Data listing:
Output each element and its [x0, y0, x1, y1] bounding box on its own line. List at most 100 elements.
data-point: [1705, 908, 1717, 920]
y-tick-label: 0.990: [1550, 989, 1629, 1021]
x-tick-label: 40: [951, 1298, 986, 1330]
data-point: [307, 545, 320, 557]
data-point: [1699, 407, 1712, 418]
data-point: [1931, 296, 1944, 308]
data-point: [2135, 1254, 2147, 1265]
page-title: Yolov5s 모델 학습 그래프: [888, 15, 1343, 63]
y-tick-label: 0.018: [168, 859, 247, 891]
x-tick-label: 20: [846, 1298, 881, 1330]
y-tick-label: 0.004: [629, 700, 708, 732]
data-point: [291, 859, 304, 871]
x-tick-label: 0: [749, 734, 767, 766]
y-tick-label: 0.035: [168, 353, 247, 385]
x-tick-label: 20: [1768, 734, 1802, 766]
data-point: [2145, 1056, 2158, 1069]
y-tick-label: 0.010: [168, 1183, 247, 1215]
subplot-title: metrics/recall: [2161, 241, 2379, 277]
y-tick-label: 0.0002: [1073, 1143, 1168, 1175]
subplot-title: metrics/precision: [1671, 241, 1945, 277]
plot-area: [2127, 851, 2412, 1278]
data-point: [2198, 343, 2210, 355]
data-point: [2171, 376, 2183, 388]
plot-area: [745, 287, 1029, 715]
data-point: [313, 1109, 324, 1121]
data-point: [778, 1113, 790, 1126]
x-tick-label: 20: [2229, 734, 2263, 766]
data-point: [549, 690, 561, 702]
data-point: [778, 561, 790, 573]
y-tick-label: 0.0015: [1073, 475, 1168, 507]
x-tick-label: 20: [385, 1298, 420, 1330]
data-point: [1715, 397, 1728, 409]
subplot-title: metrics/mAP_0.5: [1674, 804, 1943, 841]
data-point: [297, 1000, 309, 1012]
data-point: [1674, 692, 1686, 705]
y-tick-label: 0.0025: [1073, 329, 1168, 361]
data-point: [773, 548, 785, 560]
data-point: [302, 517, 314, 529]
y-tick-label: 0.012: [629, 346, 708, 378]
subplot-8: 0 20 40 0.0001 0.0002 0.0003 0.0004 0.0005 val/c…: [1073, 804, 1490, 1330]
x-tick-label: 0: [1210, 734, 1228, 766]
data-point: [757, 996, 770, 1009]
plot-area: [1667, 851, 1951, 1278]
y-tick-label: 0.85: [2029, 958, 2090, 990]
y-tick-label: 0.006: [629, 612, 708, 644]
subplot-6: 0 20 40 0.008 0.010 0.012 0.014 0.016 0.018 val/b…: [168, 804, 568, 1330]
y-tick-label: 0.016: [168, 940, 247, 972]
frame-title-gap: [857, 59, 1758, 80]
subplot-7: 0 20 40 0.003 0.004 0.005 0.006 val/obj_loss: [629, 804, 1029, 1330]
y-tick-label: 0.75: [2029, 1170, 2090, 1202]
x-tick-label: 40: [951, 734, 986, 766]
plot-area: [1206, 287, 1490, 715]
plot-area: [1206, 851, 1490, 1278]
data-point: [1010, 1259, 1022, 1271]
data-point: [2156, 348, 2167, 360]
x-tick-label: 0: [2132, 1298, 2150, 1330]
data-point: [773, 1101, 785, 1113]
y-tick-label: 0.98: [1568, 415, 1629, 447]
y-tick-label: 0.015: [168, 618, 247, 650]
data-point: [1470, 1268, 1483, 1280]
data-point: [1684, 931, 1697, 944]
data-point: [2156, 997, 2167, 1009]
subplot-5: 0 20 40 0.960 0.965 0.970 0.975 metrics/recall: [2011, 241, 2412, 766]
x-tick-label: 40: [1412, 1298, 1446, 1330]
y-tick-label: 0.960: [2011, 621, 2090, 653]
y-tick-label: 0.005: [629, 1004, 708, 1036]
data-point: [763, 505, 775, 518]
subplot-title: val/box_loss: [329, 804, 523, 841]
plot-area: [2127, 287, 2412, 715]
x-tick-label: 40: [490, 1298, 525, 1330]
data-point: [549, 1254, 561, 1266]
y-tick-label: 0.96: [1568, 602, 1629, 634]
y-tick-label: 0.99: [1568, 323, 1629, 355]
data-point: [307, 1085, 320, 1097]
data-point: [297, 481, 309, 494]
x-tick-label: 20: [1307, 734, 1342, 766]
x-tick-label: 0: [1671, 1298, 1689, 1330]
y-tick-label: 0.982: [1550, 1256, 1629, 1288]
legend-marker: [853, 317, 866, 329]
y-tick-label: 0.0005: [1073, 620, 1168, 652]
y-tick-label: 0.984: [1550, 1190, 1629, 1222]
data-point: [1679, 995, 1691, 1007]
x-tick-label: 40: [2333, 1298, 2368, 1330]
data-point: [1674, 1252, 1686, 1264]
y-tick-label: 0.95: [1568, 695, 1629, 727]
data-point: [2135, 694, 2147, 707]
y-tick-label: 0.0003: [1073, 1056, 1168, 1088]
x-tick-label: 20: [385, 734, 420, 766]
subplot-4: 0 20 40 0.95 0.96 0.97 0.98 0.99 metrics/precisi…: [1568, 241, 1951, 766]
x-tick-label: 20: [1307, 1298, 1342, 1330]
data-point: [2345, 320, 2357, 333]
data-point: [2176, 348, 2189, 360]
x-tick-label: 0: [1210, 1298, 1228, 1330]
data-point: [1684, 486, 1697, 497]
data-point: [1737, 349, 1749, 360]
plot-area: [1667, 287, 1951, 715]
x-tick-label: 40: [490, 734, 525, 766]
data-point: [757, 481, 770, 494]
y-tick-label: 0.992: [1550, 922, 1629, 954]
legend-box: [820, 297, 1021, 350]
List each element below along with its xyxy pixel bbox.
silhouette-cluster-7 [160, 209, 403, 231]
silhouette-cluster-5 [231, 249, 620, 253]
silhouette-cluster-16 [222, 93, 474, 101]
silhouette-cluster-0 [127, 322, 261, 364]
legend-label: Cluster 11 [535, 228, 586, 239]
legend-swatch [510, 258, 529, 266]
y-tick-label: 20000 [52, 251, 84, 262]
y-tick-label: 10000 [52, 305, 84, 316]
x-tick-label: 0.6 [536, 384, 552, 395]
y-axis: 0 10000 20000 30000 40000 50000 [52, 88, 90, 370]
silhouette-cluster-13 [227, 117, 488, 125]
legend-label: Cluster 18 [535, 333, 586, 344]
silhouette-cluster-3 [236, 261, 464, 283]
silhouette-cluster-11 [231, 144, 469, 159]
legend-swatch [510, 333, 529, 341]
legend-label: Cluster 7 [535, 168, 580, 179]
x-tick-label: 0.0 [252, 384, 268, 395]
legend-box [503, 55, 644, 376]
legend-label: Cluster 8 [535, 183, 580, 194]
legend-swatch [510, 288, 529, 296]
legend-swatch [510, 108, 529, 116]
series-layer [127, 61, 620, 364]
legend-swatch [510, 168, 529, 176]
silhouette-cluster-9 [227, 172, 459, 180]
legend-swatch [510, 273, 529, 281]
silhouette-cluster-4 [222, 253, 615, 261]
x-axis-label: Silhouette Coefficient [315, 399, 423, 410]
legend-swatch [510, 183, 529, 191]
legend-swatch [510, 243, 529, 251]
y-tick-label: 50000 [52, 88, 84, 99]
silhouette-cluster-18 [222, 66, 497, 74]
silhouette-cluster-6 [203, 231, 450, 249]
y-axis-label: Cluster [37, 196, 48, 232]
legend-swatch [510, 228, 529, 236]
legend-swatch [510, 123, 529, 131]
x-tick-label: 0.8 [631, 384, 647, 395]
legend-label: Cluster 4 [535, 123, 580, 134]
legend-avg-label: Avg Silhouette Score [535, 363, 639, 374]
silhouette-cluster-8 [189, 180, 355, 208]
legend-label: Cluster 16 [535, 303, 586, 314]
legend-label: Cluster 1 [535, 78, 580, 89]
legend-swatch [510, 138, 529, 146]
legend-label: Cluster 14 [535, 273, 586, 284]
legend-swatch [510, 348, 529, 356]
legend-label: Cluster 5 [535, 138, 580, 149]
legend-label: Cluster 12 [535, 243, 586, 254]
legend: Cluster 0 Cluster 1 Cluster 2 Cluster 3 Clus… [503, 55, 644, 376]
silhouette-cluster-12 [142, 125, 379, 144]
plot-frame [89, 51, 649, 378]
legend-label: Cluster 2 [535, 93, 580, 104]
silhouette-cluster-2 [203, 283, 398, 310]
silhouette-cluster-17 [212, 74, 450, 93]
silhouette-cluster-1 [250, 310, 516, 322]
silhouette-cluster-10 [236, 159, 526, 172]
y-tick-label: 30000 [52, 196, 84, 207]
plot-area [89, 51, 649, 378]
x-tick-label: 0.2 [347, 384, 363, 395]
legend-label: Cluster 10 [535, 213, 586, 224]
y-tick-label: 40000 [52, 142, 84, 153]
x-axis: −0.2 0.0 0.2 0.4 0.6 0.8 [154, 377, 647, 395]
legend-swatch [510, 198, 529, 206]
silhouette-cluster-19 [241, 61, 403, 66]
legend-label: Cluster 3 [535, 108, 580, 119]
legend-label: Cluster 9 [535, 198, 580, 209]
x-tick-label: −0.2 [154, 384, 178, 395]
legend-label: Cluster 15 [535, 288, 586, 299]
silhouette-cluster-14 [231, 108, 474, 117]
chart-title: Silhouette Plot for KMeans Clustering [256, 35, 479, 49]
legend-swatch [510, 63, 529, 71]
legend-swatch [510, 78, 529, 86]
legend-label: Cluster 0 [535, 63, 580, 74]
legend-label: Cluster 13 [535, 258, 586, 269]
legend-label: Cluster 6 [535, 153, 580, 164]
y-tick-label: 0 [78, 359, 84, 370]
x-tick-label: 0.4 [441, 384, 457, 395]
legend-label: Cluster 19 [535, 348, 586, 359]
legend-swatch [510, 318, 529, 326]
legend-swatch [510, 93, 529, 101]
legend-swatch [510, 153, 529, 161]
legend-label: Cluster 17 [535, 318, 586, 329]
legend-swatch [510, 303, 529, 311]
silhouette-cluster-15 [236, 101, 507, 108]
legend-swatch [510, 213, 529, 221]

Your goal: Write out the data from its first line through the line containing "x-tick-label: 0: [749, 734, 767, 766]", with both of those lines included, as a numbered list, one line per item and blank lines left out.

The response:
1. Output each element and its [x0, y0, x1, y1] bounding box on its own line. List at most 100 elements.
2. data-point: [1705, 908, 1717, 920]
3. y-tick-label: 0.990: [1550, 989, 1629, 1021]
4. x-tick-label: 40: [951, 1298, 986, 1330]
5. data-point: [307, 545, 320, 557]
6. data-point: [1699, 407, 1712, 418]
7. data-point: [1931, 296, 1944, 308]
8. data-point: [2135, 1254, 2147, 1265]
9. page-title: Yolov5s 모델 학습 그래프: [888, 15, 1343, 63]
10. y-tick-label: 0.018: [168, 859, 247, 891]
11. x-tick-label: 20: [846, 1298, 881, 1330]
12. y-tick-label: 0.004: [629, 700, 708, 732]
13. data-point: [291, 859, 304, 871]
14. x-tick-label: 0: [749, 734, 767, 766]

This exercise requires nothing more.